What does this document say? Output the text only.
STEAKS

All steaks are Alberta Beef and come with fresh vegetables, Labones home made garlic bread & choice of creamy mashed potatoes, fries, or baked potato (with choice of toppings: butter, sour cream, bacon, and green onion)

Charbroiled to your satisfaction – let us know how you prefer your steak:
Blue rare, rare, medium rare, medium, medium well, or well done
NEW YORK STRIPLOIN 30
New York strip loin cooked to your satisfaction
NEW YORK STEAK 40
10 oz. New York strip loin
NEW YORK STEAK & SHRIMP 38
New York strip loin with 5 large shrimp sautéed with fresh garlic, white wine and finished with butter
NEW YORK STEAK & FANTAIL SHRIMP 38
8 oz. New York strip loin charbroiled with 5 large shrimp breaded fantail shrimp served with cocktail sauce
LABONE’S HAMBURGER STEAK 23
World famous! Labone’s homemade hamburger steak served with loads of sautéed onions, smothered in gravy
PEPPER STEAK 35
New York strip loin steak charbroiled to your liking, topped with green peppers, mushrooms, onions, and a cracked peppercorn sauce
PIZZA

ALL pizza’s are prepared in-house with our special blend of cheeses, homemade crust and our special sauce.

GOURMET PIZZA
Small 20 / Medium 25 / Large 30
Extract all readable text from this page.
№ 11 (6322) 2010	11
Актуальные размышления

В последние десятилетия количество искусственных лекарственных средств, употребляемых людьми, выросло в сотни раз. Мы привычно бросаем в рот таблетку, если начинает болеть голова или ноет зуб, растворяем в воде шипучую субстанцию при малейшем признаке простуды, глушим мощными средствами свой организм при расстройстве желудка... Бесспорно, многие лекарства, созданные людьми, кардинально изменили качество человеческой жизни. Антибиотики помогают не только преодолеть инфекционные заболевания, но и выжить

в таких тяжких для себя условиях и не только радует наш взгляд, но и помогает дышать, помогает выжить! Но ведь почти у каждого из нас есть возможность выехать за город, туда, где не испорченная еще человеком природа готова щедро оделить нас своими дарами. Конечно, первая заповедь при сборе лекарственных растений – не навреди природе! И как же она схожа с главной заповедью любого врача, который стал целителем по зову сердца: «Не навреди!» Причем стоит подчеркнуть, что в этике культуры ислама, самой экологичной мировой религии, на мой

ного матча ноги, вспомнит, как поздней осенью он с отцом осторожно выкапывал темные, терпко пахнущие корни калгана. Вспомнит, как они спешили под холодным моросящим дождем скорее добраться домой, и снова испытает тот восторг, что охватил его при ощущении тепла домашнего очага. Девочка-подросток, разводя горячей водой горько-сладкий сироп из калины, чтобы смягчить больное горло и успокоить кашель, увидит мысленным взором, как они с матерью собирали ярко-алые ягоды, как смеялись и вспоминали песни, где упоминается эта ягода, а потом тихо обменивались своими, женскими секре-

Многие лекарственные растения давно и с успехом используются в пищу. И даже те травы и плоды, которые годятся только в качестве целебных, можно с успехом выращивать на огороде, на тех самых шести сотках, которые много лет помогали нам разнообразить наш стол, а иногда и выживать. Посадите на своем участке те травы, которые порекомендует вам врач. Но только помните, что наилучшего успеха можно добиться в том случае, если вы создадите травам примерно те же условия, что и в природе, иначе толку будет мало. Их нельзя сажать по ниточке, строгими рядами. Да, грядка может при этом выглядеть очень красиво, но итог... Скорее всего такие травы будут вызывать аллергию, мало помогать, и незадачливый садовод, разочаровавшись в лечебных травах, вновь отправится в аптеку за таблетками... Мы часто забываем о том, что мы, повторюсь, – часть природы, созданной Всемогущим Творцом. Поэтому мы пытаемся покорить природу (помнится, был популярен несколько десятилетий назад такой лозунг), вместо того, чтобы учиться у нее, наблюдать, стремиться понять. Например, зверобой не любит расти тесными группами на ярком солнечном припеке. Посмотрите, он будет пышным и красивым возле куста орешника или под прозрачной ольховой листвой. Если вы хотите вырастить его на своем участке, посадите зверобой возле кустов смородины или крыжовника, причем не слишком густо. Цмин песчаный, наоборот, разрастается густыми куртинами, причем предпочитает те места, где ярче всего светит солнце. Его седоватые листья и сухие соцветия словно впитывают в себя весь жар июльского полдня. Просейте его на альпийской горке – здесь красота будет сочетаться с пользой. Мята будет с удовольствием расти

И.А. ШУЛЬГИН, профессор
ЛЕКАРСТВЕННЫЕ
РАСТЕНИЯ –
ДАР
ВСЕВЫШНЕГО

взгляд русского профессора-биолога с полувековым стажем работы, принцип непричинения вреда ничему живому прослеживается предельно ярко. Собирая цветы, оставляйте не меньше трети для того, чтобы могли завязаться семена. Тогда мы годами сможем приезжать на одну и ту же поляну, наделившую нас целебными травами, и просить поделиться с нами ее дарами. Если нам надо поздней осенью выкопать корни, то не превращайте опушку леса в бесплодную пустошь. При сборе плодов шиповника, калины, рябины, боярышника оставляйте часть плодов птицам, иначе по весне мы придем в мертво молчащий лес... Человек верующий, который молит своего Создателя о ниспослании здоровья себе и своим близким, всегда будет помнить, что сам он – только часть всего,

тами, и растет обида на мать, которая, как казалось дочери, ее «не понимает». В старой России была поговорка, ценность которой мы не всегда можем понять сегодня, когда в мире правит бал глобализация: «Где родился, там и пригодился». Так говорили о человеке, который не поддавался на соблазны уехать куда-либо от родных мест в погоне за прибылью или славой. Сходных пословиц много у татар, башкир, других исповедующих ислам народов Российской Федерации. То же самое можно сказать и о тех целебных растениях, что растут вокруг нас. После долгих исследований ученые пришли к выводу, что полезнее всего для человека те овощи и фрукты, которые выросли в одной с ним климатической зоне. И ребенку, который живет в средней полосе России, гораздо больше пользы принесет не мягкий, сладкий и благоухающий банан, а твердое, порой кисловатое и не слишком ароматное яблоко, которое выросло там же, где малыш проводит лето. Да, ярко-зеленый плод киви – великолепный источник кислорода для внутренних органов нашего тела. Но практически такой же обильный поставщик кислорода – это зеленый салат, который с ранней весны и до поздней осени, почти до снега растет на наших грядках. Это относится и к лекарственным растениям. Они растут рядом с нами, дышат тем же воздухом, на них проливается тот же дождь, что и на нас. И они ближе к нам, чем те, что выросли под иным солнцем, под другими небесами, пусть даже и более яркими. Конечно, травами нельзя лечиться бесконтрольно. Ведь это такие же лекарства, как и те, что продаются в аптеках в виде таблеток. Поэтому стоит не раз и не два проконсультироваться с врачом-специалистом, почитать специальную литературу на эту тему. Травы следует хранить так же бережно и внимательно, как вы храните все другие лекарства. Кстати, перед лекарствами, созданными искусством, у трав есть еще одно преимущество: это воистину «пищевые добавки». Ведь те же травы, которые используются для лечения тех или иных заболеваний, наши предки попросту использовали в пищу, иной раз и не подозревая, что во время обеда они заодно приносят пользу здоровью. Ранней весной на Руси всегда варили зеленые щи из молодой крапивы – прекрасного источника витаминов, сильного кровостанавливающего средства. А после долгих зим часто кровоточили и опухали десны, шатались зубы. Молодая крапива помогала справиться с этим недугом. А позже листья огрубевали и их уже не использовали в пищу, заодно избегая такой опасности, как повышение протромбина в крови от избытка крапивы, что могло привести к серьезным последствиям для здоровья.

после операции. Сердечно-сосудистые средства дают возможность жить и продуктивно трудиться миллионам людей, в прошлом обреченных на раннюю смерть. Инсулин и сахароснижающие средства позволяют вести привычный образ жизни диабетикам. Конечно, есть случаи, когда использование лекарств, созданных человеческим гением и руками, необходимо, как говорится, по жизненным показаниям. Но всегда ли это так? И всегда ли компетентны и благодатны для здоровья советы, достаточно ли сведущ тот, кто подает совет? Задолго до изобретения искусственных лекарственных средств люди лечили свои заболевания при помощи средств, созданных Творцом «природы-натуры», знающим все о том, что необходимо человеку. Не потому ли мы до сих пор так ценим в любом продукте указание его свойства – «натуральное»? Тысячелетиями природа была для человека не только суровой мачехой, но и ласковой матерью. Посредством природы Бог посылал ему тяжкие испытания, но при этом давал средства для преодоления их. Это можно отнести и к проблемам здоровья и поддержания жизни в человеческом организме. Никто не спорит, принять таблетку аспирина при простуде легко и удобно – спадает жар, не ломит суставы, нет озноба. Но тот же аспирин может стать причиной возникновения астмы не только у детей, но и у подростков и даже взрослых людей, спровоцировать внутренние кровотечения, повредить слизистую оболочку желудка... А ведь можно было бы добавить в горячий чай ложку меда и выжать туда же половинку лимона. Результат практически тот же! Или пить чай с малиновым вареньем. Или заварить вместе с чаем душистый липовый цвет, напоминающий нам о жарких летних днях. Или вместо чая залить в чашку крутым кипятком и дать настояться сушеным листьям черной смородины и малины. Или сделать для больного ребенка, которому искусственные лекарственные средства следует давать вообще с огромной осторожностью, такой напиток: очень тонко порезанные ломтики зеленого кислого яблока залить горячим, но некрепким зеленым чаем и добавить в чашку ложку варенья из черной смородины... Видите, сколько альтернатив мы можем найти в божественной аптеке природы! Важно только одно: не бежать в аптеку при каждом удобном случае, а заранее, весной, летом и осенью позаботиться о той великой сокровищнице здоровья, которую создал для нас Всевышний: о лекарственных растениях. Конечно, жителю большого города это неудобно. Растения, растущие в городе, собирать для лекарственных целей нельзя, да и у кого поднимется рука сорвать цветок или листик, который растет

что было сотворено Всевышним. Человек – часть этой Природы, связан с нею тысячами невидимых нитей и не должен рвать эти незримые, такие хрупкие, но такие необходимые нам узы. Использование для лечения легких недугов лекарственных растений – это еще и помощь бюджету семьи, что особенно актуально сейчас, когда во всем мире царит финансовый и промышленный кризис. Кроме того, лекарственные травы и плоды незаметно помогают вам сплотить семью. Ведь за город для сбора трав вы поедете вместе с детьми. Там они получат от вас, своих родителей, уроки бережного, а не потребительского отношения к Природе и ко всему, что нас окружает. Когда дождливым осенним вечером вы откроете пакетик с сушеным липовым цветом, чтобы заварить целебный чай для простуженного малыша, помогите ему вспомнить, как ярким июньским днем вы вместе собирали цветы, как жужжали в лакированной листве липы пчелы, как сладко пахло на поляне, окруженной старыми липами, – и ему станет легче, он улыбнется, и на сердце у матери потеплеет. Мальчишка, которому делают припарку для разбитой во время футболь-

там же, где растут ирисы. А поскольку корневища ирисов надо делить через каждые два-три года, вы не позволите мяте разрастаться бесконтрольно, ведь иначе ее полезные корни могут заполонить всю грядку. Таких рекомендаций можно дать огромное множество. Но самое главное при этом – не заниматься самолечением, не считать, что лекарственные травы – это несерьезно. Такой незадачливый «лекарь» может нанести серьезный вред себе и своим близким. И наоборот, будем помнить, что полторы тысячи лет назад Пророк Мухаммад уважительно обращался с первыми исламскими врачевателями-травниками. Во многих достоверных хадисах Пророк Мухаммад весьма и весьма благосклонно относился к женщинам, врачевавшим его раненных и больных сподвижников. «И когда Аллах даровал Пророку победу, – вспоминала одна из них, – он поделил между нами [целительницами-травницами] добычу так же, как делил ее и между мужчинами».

**Objective**
Return from the data every line that holds "sautéed".

**Result**
New York strip loin with 5 large shrimp sautéed with fresh garlic, white wine and finished with butter
World famous! Labone’s homemade hamburger steak served with loads of sautéed onions, smothered in gravy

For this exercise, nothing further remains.